* _Given instruction_
Count how many lines hold the word "président" and give that number as the whole answer.

Data excerpts

>> Begin

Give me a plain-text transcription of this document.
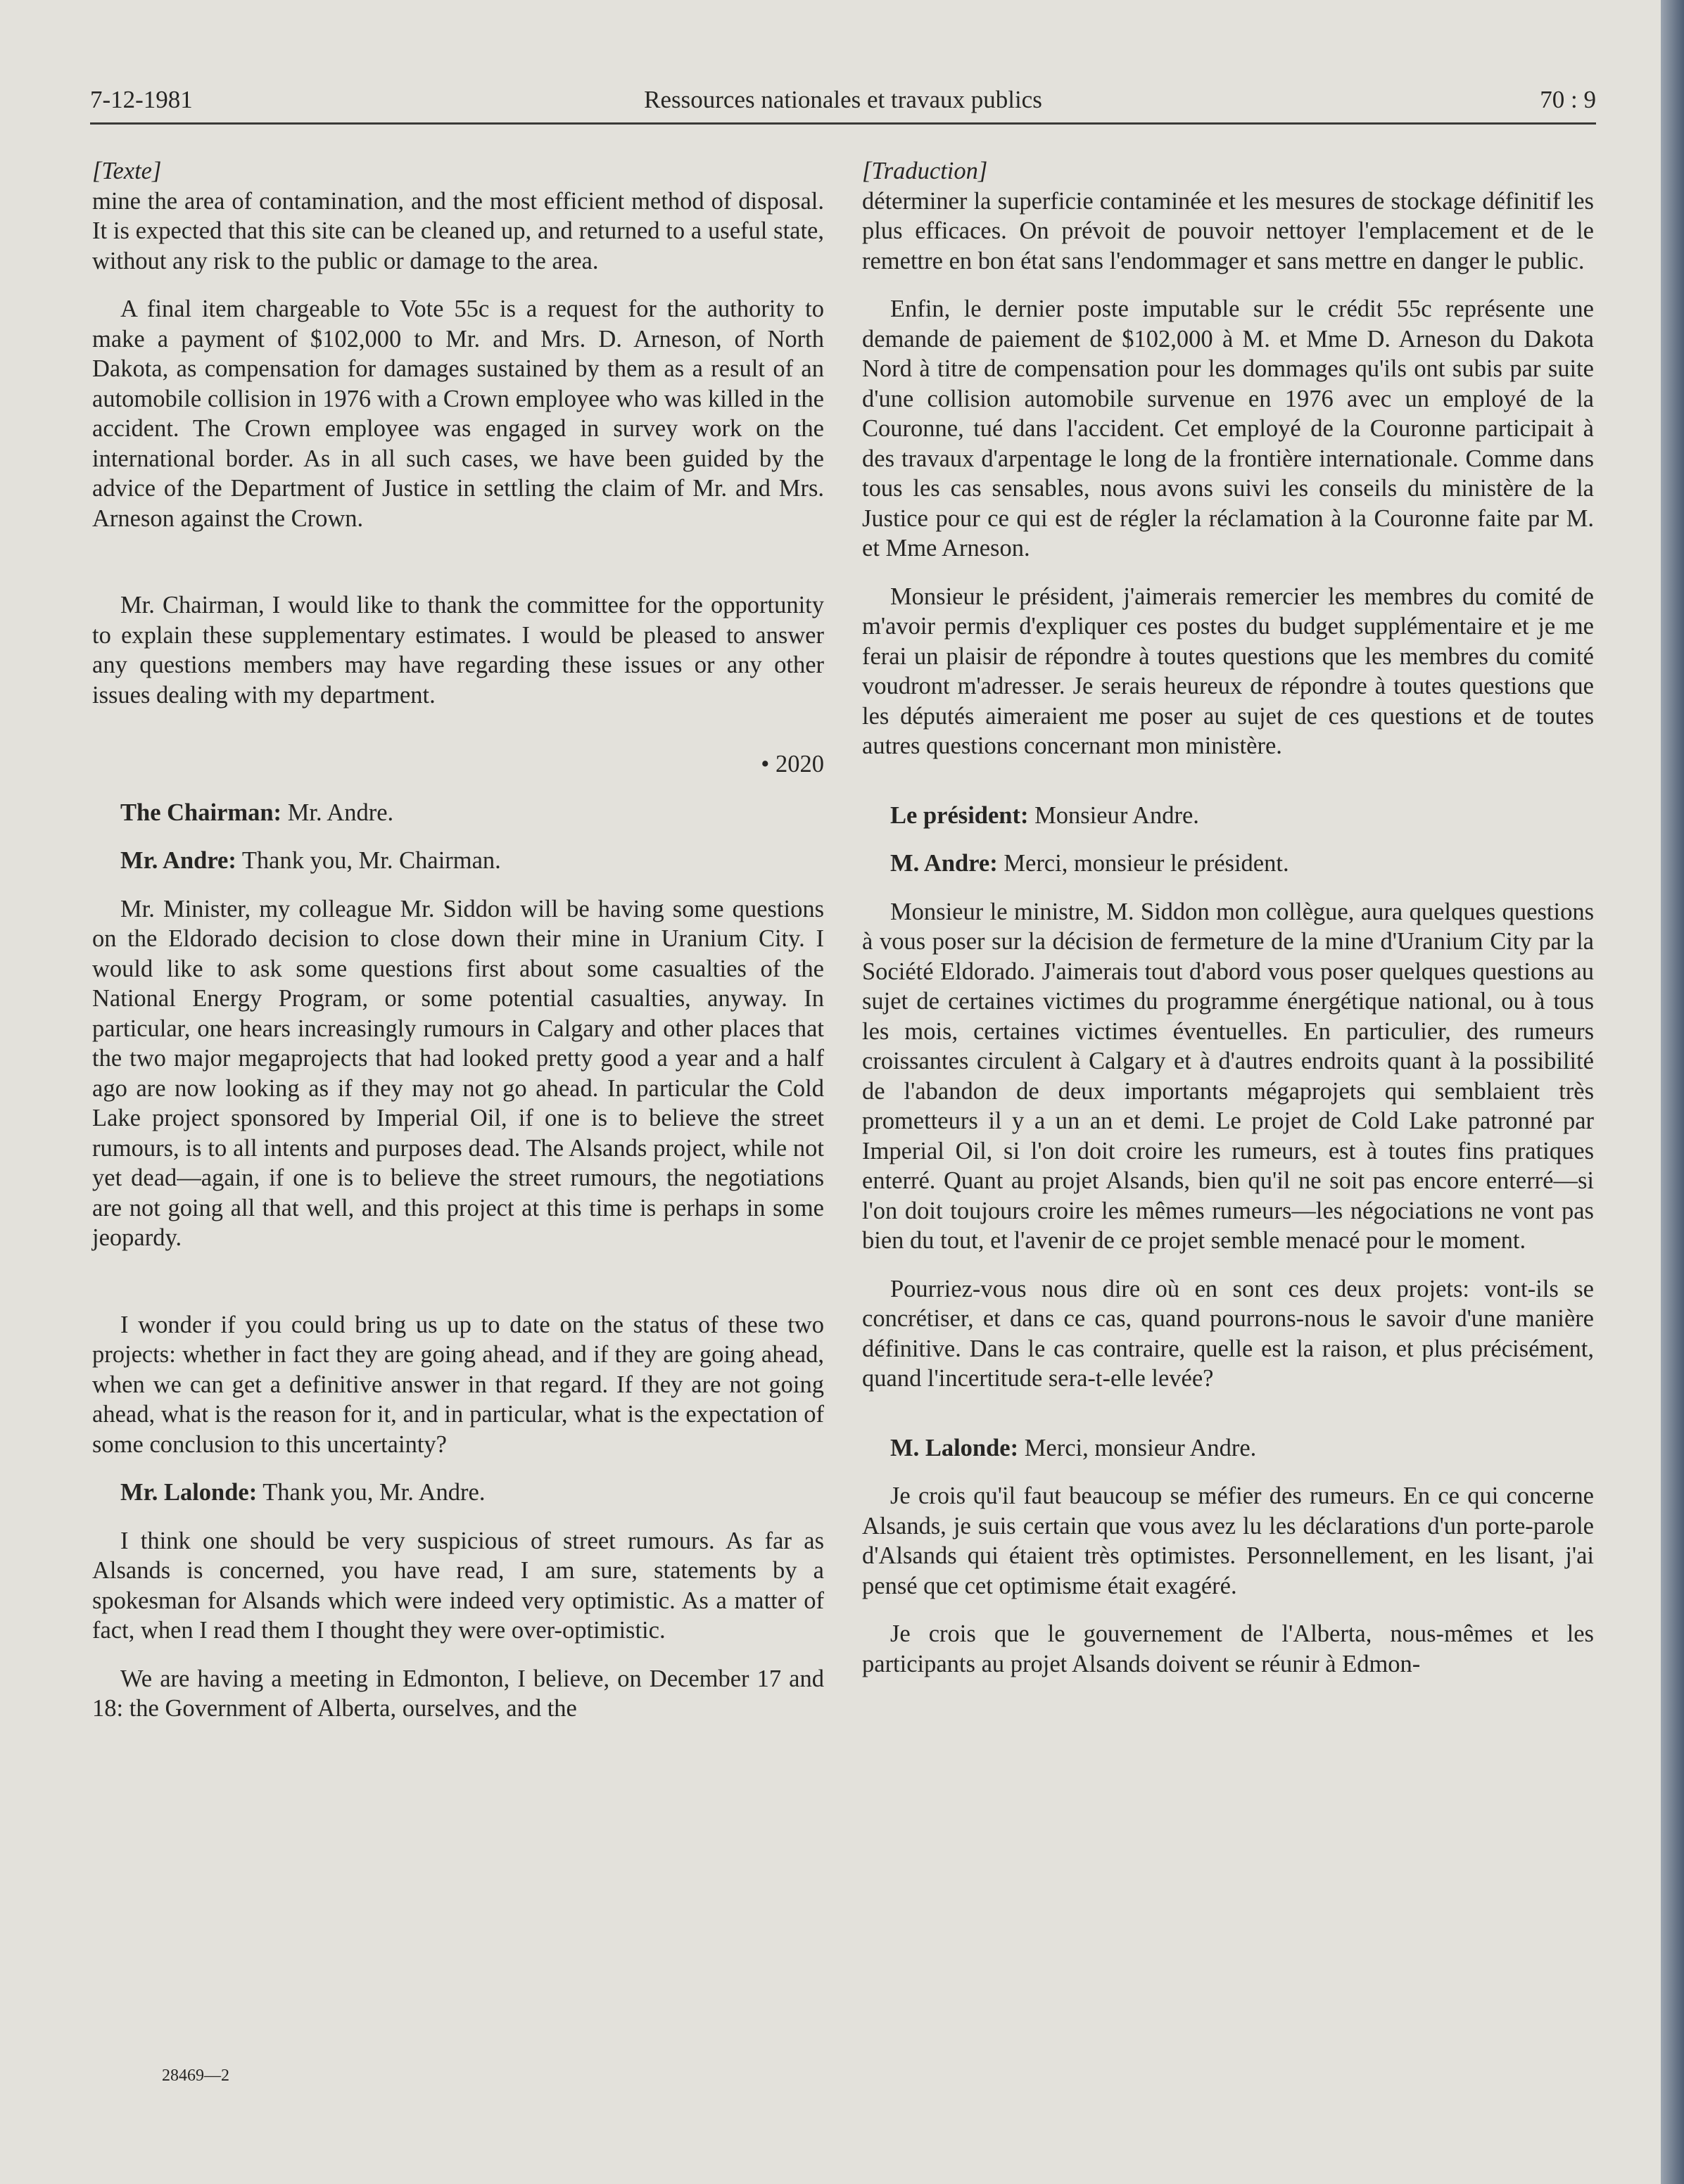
7-12-1981	Ressources nationales et travaux publics	70 : 9

[Texte]

mine the area of contamination, and the most efficient method of disposal. It is expected that this site can be cleaned up, and returned to a useful state, without any risk to the public or damage to the area.

A final item chargeable to Vote 55c is a request for the authority to make a payment of $102,000 to Mr. and Mrs. D. Arneson, of North Dakota, as compensation for damages sustained by them as a result of an automobile collision in 1976 with a Crown employee who was killed in the accident. The Crown employee was engaged in survey work on the international border. As in all such cases, we have been guided by the advice of the Department of Justice in settling the claim of Mr. and Mrs. Arneson against the Crown.

Mr. Chairman, I would like to thank the committee for the opportunity to explain these supplementary estimates. I would be pleased to answer any questions members may have regarding these issues or any other issues dealing with my department.

• 2020

The Chairman: Mr. Andre.

Mr. Andre: Thank you, Mr. Chairman.

Mr. Minister, my colleague Mr. Siddon will be having some questions on the Eldorado decision to close down their mine in Uranium City. I would like to ask some questions first about some casualties of the National Energy Program, or some potential casualties, anyway. In particular, one hears increasingly rumours in Calgary and other places that the two major megaprojects that had looked pretty good a year and a half ago are now looking as if they may not go ahead. In particular the Cold Lake project sponsored by Imperial Oil, if one is to believe the street rumours, is to all intents and purposes dead. The Alsands project, while not yet dead—again, if one is to believe the street rumours, the negotiations are not going all that well, and this project at this time is perhaps in some jeopardy.

I wonder if you could bring us up to date on the status of these two projects: whether in fact they are going ahead, and if they are going ahead, when we can get a definitive answer in that regard. If they are not going ahead, what is the reason for it, and in particular, what is the expectation of some conclusion to this uncertainty?

Mr. Lalonde: Thank you, Mr. Andre.

I think one should be very suspicious of street rumours. As far as Alsands is concerned, you have read, I am sure, statements by a spokesman for Alsands which were indeed very optimistic. As a matter of fact, when I read them I thought they were over-optimistic.

We are having a meeting in Edmonton, I believe, on December 17 and 18: the Government of Alberta, ourselves, and the

[Traduction]

déterminer la superficie contaminée et les mesures de stockage définitif les plus efficaces. On prévoit de pouvoir nettoyer l'emplacement et de le remettre en bon état sans l'endommager et sans mettre en danger le public.

Enfin, le dernier poste imputable sur le crédit 55c représente une demande de paiement de $102,000 à M. et Mme D. Arneson du Dakota Nord à titre de compensation pour les dommages qu'ils ont subis par suite d'une collision automobile survenue en 1976 avec un employé de la Couronne, tué dans l'accident. Cet employé de la Couronne participait à des travaux d'arpentage le long de la frontière internationale. Comme dans tous les cas sensables, nous avons suivi les conseils du ministère de la Justice pour ce qui est de régler la réclamation à la Couronne faite par M. et Mme Arneson.

Monsieur le président, j'aimerais remercier les membres du comité de m'avoir permis d'expliquer ces postes du budget supplémentaire et je me ferai un plaisir de répondre à toutes questions que les membres du comité voudront m'adresser. Je serais heureux de répondre à toutes questions que les députés aimeraient me poser au sujet de ces questions et de toutes autres questions concernant mon ministère.

Le président: Monsieur Andre.

M. Andre: Merci, monsieur le président.

Monsieur le ministre, M. Siddon mon collègue, aura quelques questions à vous poser sur la décision de fermeture de la mine d'Uranium City par la Société Eldorado. J'aimerais tout d'abord vous poser quelques questions au sujet de certaines victimes du programme énergétique national, ou à tous les mois, certaines victimes éventuelles. En particulier, des rumeurs croissantes circulent à Calgary et à d'autres endroits quant à la possibilité de l'abandon de deux importants mégaprojets qui semblaient très prometteurs il y a un an et demi. Le projet de Cold Lake patronné par Imperial Oil, si l'on doit croire les rumeurs, est à toutes fins pratiques enterré. Quant au projet Alsands, bien qu'il ne soit pas encore enterré—si l'on doit toujours croire les mêmes rumeurs—les négociations ne vont pas bien du tout, et l'avenir de ce projet semble menacé pour le moment.

Pourriez-vous nous dire où en sont ces deux projets: vont-ils se concrétiser, et dans ce cas, quand pourrons-nous le savoir d'une manière définitive. Dans le cas contraire, quelle est la raison, et plus précisément, quand l'incertitude sera-t-elle levée?

M. Lalonde: Merci, monsieur Andre.

Je crois qu'il faut beaucoup se méfier des rumeurs. En ce qui concerne Alsands, je suis certain que vous avez lu les déclarations d'un porte-parole d'Alsands qui étaient très optimistes. Personnellement, en les lisant, j'ai pensé que cet optimisme était exagéré.

Je crois que le gouvernement de l'Alberta, nous-mêmes et les participants au projet Alsands doivent se réunir à Edmon-

28469—2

>> End

* _Task answer_
3